Thursday, November 15, 2007

Review: The Dead Guy Interviews

The Dead Guy Interviews: Conversations with 45 of the Most Accomplished, Notorious, and Deceased Personalities in History by Michael A. Stusser.

Michael A. Stusser is a Seattle-based journalist who authors the "Accidental Parent" column in ParentMap magazine and has written for an eclectic array of magazines, including mental_floss, Seattle Magazine, Yoga International Magazine, Law & Politics and Go World Travel Magazine. Stusser is also a game inventor with The Doonesbury Game (with Garry Trudeau), EARTHALERT, The Active Environmental Game, and Hear Me Out to his credit. And sometimes he blogs.

The premise of The Dead Guy Interviews (though there are some Gals included, too) is simple: what if you could sit down with a historical figure and ask him or her a few questions? Stusser has taken the concept and run with it. The result is a series of irreverant, contemporized and humorous 3-4 page "interviews" where no topic is off the table. However, betwixt and between the sometimes sophomoric humor, bits of profanity and sarcastic banter (and a lot of talk about the sexual picadilloes of various interviewees--Stusser leaves no stone unturned in this area), you may actually learn something.

A good part of the actual historical information about each individual is provided in the brief biographical sketches preceding each interview. For instance, in the introduction to his interview with George Washington Carver, we learn:
Though recruited by big shots such as friend Henry Ford, Carver kept it real, turning down an annual slary of over $100,000 to work for Thomas Edison and refusing to consult with Stalin on agricultural matters.

● ● ●

> Required actions:
1: From the book review, copy out the passage that begins at the words "Michael A. Stusser is" and stops after the words "sometimes he blogs.".
2: According to the book review, what is the name of the column Stusser writes for ParentMap magazine?
3: Decide whether each statement agrees with the book review, giving yes or no and the deciding words: (a) Stusser is based in Seattle. (b) Each interview in the book runs about ten pages. (c) Carver agreed to consult with Stalin on agricultural matters.

> Recorded data:
● ● ●

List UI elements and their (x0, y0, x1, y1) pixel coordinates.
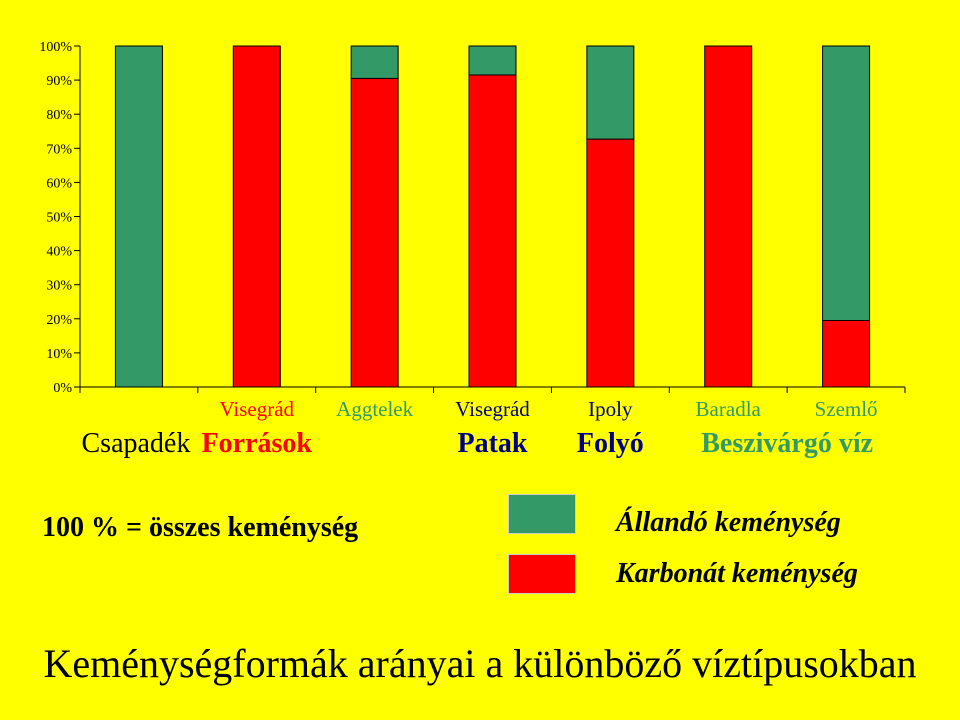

● ● ●

> Response list:
1:
Michael A. Stusser is a Seattle-based journalist who authors the "Accidental Parent" column in ParentMap magazine and has written for an eclectic array of magazines, including mental_floss, Seattle Magazine, Yoga International Magazine, Law & Politics and Go World Travel Magazine. Stusser is also a game inventor with The Doonesbury Game (with Garry Trudeau), EARTHALERT, The Active Environmental Game, and Hear Me Out to his credit. And sometimes he blogs.

2: The "Accidental Parent" column.

3:
(a) Yes: "Michael A. Stusser is a Seattle-based journalist"
(b) No: "3-4 page "interviews""
(c) No: "refusing to consult with Stalin on agricultural matters"